■ What you have to do ■
Go through the records below line by line. Count the lines with "active" and give the count alone.

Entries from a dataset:
════════

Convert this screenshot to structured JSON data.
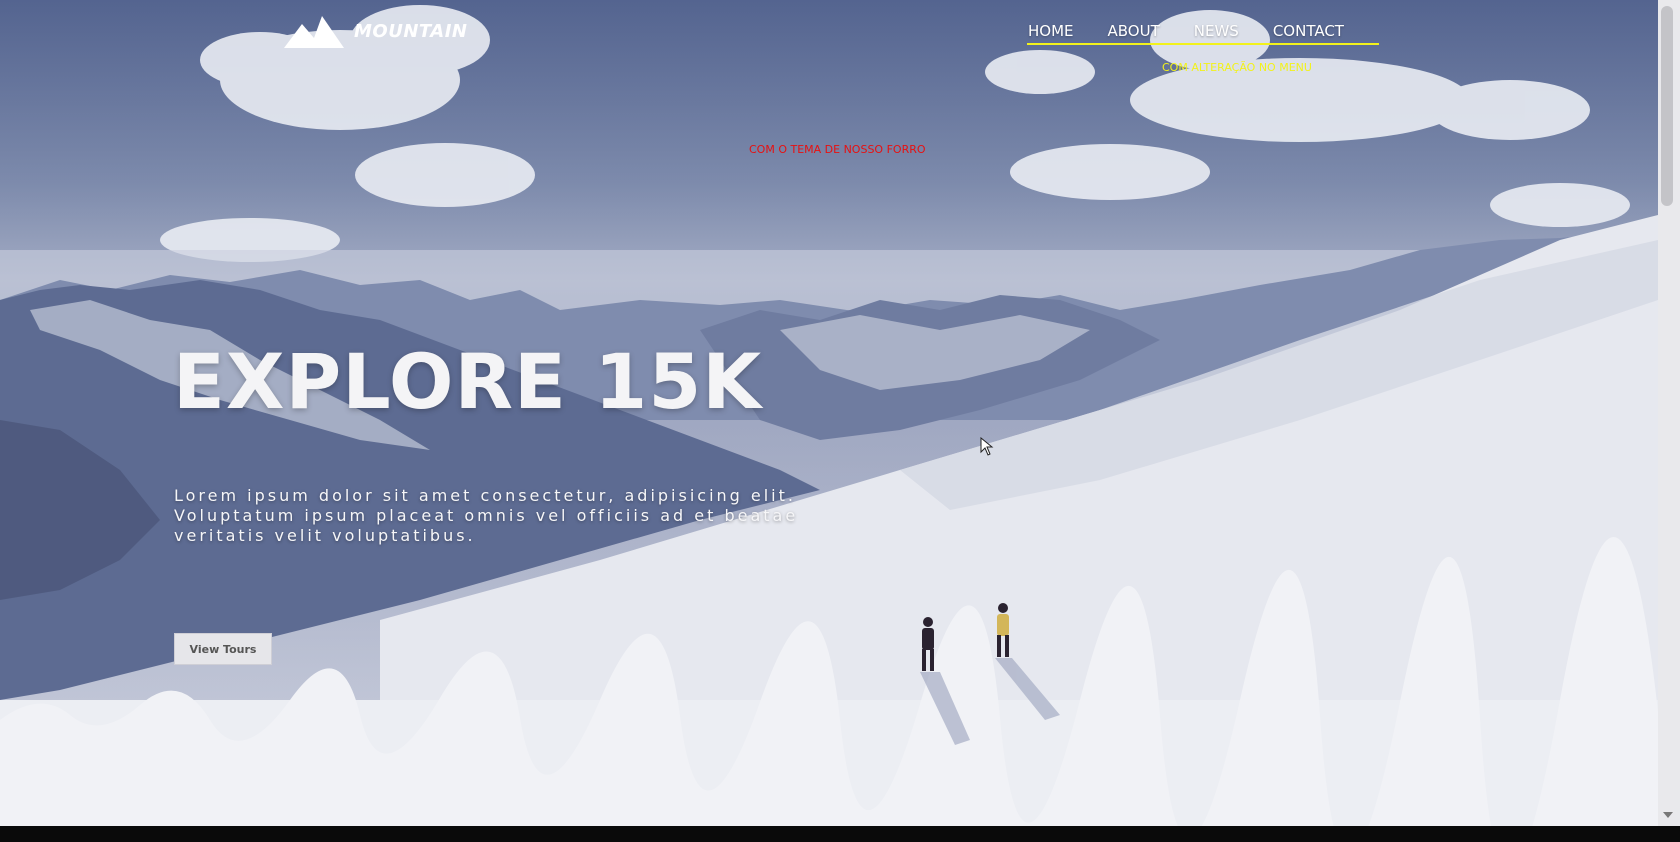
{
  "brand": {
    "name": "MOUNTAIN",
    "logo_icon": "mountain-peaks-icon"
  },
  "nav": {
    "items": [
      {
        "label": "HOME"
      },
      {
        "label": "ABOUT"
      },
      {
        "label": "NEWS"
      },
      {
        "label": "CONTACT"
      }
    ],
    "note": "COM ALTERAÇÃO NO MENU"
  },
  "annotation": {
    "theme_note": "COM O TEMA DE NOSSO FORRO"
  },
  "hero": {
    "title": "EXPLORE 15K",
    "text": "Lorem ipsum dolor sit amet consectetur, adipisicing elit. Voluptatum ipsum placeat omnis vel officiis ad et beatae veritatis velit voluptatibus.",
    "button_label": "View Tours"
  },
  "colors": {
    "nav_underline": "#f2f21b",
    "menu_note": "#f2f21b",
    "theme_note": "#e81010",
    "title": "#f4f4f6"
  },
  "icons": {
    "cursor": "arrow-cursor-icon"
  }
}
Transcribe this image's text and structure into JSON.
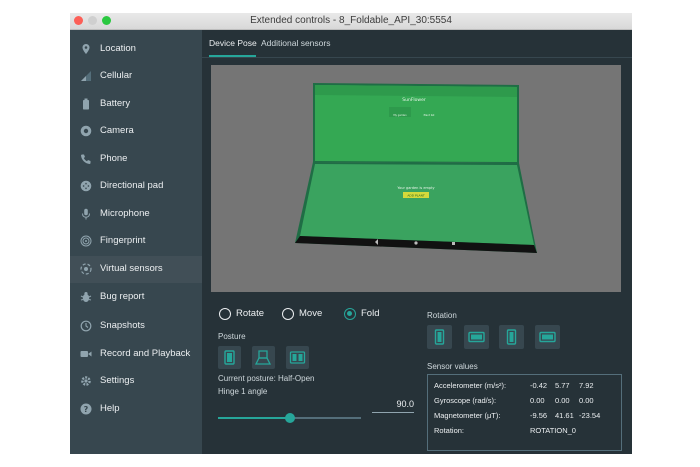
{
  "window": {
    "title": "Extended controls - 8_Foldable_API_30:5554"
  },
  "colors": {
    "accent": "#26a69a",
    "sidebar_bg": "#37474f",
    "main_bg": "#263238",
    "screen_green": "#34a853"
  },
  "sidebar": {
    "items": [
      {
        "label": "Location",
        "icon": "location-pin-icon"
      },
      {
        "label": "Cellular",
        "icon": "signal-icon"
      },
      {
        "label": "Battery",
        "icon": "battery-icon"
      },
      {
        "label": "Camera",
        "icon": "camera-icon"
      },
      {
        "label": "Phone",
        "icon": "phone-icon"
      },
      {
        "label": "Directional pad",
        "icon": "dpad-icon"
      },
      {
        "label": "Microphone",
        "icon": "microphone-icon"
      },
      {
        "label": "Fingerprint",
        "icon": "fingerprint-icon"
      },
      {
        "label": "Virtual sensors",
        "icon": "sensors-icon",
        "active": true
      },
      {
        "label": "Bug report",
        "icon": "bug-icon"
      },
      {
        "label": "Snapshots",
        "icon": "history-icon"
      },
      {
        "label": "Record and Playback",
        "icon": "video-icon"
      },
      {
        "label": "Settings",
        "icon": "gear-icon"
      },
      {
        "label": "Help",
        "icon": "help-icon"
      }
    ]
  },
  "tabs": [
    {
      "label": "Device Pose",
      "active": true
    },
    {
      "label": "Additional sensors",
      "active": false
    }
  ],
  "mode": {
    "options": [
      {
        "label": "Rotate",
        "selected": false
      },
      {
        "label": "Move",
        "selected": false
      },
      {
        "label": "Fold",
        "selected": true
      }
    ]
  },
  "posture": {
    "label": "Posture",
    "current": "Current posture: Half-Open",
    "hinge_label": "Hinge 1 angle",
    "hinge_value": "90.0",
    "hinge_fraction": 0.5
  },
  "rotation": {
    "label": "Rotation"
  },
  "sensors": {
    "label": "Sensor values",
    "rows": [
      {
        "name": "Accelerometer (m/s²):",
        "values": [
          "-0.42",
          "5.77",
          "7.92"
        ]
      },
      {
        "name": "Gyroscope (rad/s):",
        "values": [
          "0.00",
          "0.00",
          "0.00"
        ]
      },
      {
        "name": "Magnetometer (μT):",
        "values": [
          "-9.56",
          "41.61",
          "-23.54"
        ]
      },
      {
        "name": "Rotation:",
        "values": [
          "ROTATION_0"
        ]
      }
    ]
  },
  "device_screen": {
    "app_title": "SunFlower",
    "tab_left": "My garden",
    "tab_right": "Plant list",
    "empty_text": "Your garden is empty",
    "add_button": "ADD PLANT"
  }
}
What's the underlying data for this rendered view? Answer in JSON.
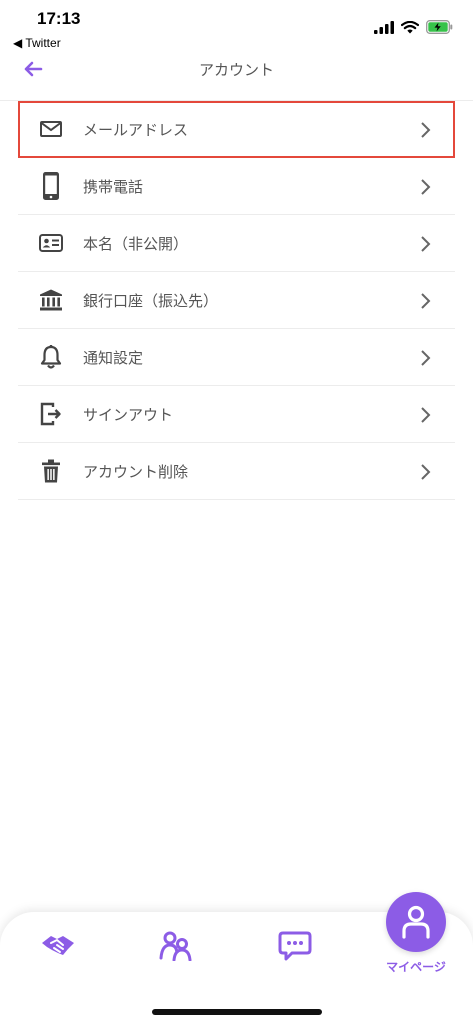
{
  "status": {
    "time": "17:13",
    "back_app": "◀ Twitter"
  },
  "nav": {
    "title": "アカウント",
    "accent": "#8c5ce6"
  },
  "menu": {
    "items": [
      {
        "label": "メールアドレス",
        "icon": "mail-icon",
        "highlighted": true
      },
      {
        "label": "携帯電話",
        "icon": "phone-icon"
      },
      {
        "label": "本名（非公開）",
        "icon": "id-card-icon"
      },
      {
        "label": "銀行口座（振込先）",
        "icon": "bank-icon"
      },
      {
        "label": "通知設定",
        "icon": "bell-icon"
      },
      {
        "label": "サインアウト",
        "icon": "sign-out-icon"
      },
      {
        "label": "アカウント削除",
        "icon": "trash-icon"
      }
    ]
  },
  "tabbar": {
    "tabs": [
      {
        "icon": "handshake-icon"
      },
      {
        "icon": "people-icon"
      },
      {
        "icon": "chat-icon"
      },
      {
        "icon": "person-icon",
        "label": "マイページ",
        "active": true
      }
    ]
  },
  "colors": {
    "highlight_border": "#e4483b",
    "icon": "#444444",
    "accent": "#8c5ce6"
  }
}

════════

■ Finished answer ■
4